:: RECORDS PROVIDED ::
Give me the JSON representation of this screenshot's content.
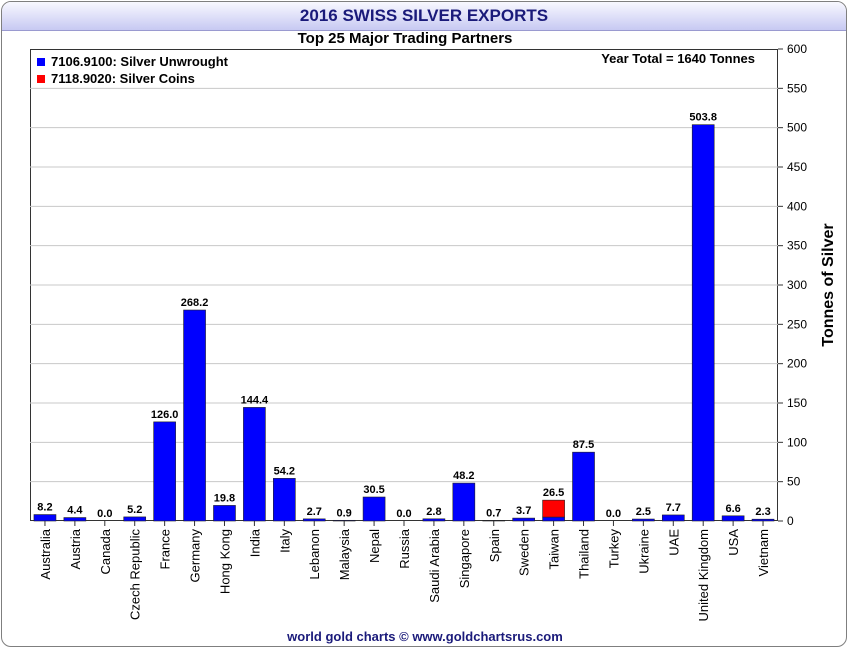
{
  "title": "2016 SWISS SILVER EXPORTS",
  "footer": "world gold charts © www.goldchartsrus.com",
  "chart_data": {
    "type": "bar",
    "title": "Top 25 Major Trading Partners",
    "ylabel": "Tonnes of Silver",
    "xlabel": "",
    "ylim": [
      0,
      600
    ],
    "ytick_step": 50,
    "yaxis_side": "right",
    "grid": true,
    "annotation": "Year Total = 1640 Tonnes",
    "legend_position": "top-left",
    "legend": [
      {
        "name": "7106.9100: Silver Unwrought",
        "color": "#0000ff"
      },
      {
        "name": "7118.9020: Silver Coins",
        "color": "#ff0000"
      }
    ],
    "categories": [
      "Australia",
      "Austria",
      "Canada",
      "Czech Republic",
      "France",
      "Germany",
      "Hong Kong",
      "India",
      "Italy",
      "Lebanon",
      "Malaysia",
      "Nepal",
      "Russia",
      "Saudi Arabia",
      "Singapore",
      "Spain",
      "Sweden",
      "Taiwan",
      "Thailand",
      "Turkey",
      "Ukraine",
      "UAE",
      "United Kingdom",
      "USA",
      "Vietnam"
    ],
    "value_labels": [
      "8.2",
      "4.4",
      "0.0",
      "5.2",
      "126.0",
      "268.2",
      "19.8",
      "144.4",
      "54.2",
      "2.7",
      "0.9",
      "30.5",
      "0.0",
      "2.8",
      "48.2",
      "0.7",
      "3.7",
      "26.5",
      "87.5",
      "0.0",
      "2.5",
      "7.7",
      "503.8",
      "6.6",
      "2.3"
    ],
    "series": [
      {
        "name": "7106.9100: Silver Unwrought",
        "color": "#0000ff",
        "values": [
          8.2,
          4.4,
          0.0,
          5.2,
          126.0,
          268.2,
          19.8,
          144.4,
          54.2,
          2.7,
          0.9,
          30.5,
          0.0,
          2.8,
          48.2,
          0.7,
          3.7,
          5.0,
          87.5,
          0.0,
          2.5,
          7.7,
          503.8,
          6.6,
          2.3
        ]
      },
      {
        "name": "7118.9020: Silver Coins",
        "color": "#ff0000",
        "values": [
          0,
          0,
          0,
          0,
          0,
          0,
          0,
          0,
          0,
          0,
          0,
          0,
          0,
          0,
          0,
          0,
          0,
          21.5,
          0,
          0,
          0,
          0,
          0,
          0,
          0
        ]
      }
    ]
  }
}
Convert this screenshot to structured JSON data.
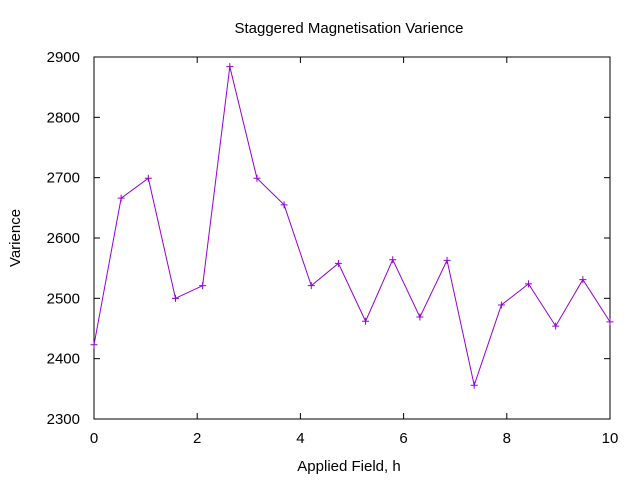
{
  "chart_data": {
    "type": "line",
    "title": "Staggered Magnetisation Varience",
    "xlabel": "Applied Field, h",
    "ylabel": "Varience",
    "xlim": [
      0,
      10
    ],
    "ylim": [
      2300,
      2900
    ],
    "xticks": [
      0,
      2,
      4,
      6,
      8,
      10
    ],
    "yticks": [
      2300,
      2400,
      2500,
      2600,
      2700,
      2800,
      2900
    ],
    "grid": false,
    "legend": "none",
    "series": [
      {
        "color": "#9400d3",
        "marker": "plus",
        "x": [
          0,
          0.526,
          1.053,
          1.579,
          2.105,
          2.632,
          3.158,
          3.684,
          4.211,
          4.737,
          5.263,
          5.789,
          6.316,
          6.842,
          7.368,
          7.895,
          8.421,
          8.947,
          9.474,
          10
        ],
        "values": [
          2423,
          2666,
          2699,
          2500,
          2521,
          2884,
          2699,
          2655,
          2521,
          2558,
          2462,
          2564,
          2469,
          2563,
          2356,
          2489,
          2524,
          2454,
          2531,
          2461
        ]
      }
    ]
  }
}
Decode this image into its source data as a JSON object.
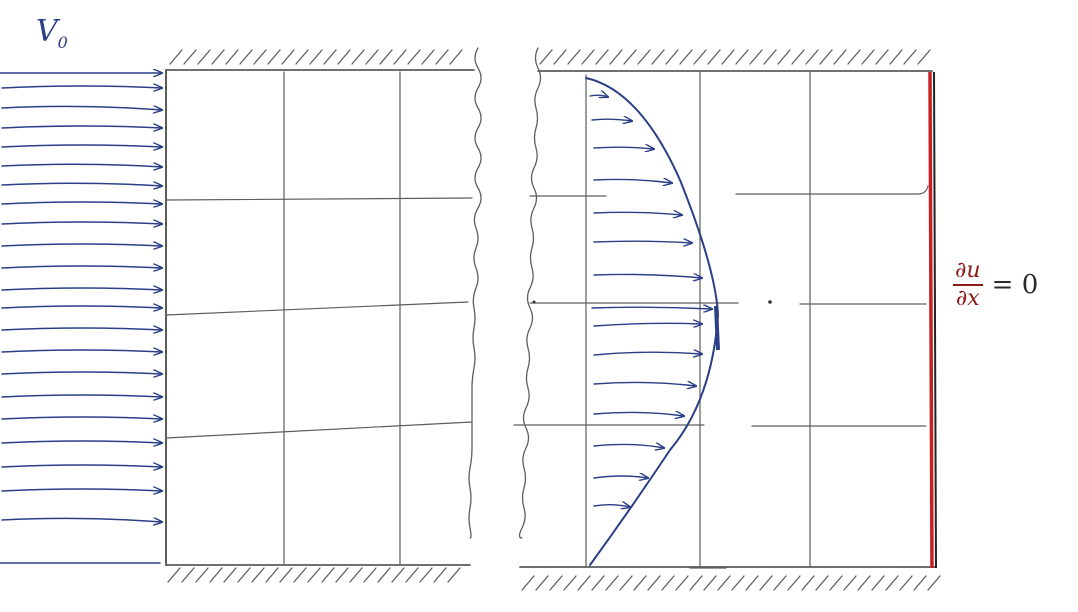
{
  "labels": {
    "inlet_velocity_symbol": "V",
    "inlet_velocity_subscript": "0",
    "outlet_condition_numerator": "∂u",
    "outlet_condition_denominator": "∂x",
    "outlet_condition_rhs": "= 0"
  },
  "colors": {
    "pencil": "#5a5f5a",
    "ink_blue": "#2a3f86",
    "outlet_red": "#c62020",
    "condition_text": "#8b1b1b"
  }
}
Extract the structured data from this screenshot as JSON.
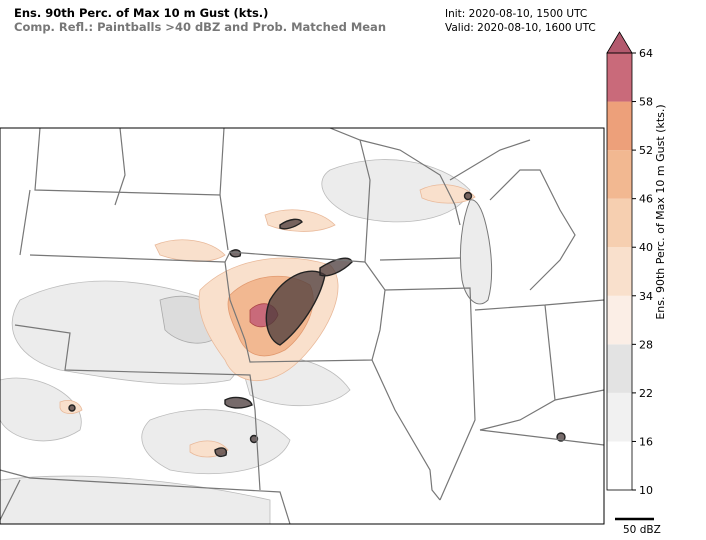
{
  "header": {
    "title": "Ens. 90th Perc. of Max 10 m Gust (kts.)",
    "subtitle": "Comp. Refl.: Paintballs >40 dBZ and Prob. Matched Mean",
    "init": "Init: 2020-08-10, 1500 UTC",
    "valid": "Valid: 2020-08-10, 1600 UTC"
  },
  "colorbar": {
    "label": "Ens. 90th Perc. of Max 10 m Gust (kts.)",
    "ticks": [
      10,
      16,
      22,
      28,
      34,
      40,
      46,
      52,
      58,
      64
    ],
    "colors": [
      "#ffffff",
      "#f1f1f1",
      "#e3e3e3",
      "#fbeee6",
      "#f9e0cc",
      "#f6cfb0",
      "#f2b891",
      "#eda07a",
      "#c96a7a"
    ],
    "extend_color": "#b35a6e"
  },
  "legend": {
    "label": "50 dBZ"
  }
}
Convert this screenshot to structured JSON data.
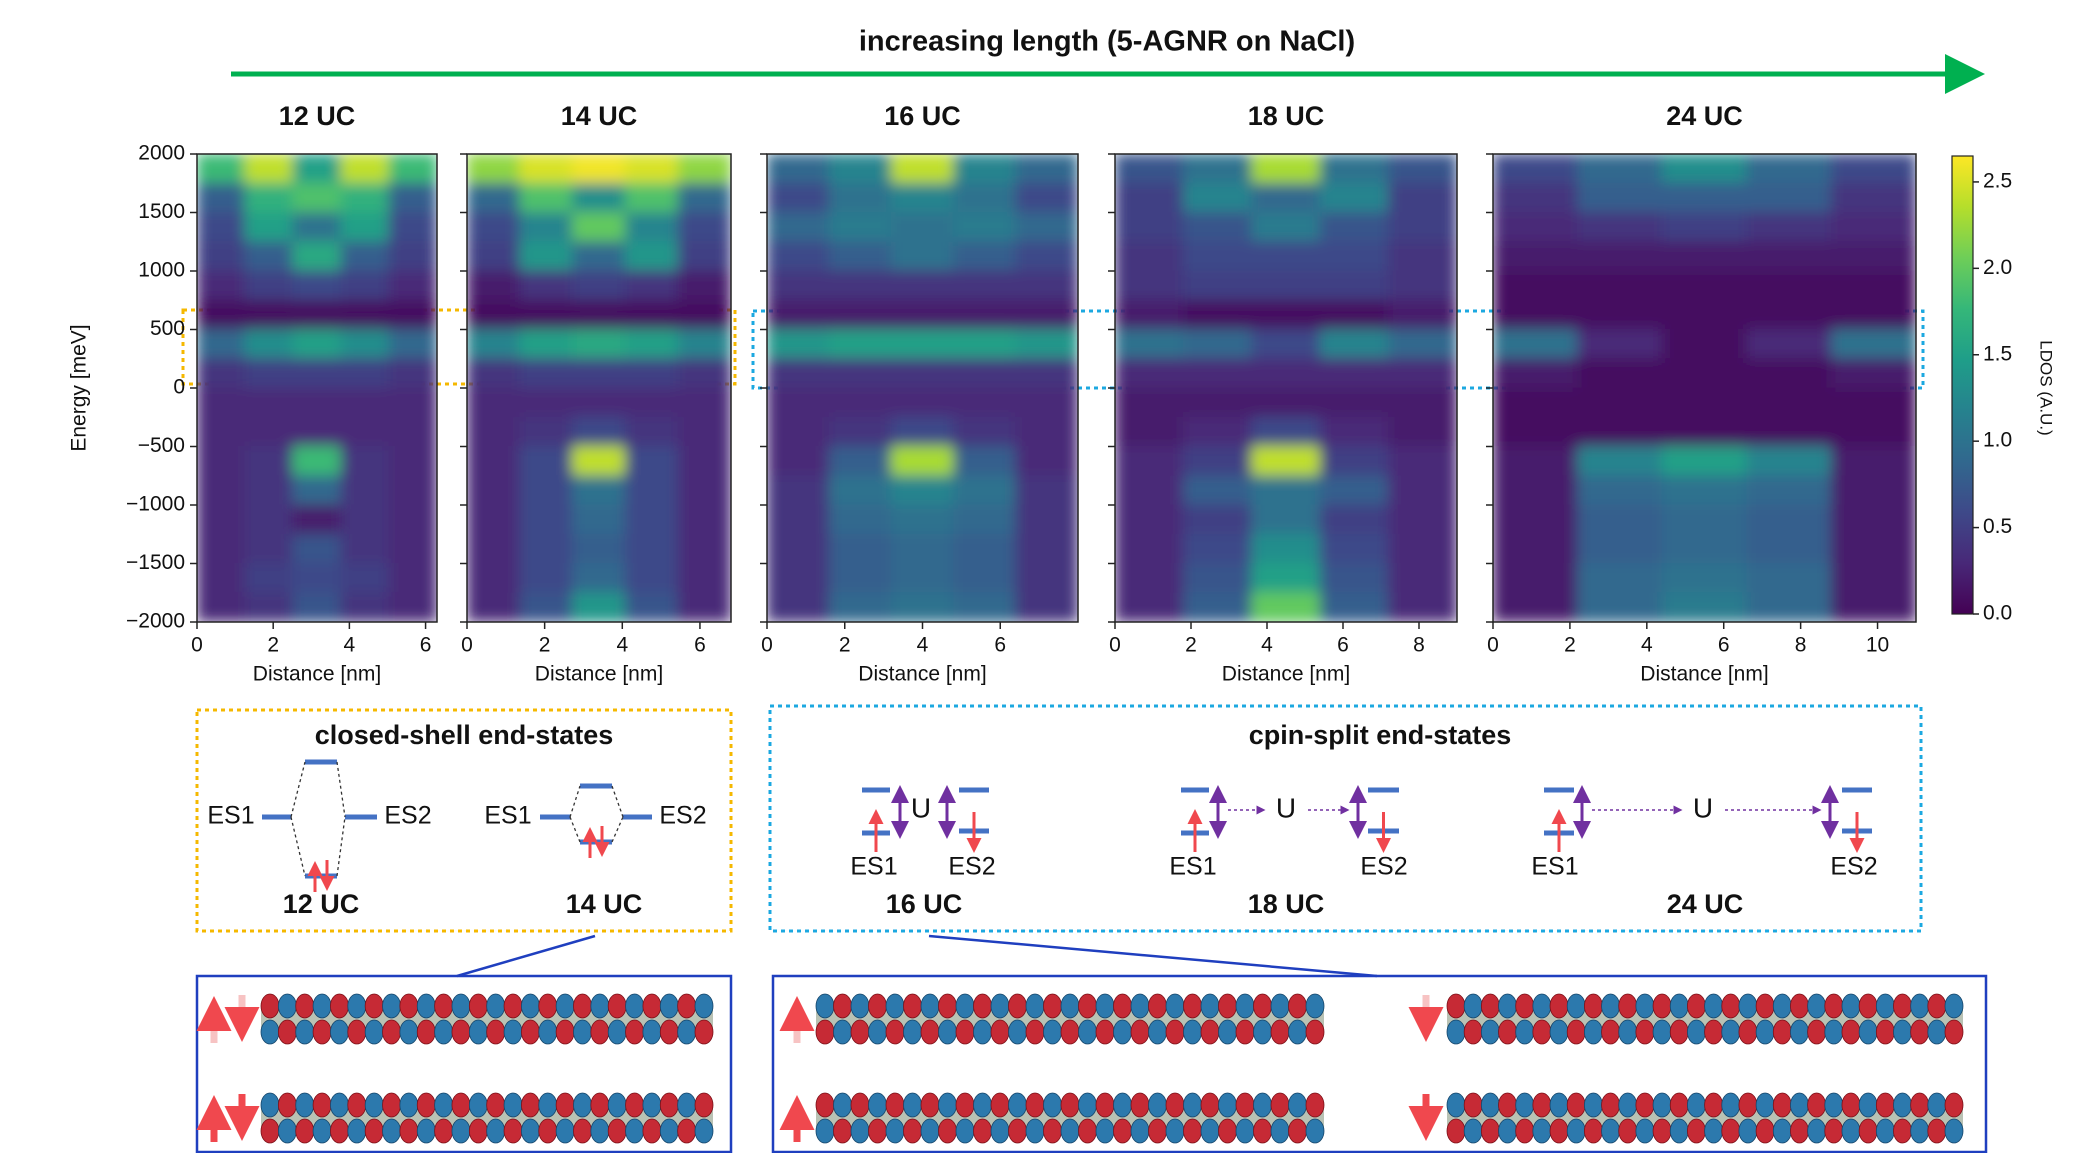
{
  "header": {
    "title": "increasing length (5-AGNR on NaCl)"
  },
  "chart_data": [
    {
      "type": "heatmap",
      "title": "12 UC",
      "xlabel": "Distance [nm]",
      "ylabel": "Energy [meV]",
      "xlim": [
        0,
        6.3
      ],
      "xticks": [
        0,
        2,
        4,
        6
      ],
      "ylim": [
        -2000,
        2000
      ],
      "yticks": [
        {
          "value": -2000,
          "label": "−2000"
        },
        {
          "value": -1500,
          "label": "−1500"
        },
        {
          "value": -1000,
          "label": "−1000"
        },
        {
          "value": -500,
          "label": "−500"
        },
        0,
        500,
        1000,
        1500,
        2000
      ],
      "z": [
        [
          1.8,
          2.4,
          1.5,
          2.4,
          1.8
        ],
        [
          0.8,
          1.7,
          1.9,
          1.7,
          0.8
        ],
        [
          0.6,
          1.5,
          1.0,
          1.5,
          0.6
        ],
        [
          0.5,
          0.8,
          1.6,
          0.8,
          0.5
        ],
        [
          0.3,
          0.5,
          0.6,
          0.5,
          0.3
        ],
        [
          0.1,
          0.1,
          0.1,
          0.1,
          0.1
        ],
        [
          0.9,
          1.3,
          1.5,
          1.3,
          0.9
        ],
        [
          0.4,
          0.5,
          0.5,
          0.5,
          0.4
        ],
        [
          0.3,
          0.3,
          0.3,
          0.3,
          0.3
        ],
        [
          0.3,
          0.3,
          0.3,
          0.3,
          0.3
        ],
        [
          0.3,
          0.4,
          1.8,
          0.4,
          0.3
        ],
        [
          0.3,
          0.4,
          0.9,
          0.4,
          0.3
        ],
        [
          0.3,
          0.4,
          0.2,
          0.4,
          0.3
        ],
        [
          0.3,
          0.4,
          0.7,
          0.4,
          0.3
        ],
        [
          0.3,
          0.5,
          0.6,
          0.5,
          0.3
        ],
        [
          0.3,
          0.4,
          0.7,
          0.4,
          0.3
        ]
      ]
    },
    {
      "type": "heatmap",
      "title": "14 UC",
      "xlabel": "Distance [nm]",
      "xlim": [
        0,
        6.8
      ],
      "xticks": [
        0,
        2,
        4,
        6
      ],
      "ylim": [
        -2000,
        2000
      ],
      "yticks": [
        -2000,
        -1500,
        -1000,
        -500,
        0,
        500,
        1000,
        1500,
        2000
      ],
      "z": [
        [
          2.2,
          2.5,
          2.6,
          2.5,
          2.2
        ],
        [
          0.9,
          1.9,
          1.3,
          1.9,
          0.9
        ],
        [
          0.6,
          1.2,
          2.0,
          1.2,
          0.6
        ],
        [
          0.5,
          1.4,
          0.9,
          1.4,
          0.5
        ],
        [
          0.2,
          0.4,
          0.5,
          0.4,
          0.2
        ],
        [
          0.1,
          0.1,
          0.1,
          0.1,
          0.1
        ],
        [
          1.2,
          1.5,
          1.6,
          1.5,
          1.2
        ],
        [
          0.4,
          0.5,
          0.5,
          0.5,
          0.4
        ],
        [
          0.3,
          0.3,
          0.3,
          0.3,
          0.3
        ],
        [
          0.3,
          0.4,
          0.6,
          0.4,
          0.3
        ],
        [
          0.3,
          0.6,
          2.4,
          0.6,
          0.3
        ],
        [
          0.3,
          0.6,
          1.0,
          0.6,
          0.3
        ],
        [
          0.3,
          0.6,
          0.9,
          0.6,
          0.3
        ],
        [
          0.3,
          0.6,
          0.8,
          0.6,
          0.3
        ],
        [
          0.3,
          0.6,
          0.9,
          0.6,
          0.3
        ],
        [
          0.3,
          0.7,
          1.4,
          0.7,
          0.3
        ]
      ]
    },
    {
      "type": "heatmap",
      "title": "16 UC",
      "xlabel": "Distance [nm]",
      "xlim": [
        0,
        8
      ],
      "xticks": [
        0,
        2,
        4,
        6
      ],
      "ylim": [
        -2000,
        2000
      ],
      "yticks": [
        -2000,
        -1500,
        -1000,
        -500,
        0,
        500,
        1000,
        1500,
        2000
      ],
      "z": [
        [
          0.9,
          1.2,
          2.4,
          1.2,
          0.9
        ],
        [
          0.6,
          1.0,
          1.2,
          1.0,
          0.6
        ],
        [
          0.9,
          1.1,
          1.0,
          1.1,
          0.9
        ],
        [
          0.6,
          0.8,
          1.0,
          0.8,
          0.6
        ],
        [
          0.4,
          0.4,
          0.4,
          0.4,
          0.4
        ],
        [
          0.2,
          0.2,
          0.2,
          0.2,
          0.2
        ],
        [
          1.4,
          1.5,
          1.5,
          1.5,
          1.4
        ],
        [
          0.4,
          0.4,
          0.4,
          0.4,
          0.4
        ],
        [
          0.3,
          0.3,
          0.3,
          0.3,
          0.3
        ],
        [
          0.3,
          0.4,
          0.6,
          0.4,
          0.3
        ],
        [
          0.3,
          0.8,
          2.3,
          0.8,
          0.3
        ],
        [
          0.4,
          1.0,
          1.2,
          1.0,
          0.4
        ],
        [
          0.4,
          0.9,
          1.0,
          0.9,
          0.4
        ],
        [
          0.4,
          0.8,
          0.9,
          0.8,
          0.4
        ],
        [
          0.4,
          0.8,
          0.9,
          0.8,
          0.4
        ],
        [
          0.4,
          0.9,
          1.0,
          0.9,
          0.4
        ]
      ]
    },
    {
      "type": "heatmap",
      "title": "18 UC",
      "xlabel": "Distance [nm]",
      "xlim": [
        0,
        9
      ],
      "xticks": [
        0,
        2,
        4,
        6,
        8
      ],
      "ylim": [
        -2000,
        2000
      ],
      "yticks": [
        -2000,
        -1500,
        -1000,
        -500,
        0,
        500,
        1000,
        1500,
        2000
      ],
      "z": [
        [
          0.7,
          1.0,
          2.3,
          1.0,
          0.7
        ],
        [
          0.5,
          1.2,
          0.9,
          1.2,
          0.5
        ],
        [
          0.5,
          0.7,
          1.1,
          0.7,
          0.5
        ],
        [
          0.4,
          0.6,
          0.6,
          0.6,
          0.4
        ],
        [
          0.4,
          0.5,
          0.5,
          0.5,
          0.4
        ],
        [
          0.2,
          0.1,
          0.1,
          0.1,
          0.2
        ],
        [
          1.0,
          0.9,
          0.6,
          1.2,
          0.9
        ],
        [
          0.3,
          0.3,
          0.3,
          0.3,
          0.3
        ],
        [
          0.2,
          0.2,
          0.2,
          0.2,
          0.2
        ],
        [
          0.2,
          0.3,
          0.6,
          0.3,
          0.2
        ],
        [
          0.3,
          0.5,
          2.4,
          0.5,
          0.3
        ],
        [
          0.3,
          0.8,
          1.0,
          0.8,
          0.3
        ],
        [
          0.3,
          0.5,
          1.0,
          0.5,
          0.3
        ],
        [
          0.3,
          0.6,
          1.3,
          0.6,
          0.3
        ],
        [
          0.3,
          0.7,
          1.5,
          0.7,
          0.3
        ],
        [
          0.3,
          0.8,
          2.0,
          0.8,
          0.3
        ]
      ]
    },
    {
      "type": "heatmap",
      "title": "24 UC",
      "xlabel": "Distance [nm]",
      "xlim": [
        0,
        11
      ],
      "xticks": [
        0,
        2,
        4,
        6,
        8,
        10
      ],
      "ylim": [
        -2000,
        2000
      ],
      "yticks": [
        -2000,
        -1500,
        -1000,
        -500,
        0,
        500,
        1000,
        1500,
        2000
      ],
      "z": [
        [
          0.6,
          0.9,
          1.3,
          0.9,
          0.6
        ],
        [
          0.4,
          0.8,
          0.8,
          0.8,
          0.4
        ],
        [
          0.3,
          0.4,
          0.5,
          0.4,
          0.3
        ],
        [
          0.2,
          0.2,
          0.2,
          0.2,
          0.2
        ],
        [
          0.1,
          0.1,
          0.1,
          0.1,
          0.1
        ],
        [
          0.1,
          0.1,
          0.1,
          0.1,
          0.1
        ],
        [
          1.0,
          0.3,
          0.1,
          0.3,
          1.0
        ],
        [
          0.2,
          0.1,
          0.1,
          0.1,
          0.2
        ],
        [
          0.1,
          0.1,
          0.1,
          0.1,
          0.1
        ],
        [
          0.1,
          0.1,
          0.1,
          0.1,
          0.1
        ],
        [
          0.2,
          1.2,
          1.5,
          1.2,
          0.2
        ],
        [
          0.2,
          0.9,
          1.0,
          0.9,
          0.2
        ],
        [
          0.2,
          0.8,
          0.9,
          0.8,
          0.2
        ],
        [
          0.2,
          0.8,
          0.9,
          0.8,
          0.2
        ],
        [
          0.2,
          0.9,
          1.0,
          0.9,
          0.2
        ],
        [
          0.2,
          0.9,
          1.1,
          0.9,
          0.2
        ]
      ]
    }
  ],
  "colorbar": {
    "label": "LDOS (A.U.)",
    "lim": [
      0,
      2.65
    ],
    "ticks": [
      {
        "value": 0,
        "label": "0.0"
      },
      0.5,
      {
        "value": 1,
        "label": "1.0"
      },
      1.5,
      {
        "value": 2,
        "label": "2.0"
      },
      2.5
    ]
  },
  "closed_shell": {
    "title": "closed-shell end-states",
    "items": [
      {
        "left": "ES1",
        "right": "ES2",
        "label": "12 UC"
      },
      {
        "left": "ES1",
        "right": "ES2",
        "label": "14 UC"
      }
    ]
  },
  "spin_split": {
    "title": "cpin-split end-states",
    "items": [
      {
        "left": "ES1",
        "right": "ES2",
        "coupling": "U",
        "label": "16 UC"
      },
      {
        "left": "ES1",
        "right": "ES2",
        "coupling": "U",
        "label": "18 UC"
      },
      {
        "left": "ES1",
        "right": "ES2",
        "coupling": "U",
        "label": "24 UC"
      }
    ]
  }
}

:: AIM ::
In the entries above, count each line holding "Gust" and report the total and nothing more.

:: THE COMPLETED TASK ::
2